- _WORK TO DO_: From the entries below, list each line with "جابجایی".

--- start of RECORDS PROVIDED ---

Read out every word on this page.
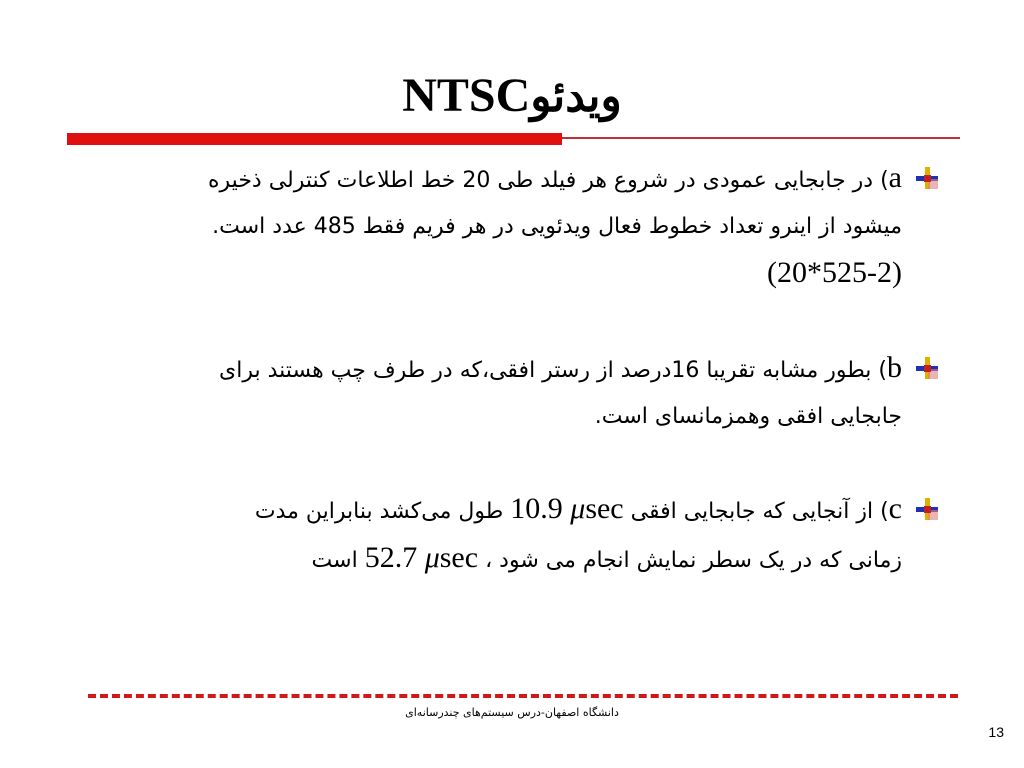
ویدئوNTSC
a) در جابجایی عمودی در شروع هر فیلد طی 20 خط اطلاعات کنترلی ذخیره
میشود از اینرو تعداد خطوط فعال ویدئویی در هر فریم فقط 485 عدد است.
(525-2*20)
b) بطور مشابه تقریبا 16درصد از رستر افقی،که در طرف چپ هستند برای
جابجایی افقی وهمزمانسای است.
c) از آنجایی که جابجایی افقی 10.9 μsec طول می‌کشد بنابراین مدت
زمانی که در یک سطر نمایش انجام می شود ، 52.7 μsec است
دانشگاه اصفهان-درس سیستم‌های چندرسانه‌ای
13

--- end of RECORDS PROVIDED ---

- _RESPONSE TO THIS TASK_:
a) در جابجایی عمودی در شروع هر فیلد طی 20 خط اطلاعات کنترلی ذخیره
جابجایی افقی وهمزمانسای است.
c) از آنجایی که جابجایی افقی 10.9 μsec طول می‌کشد بنابراین مدت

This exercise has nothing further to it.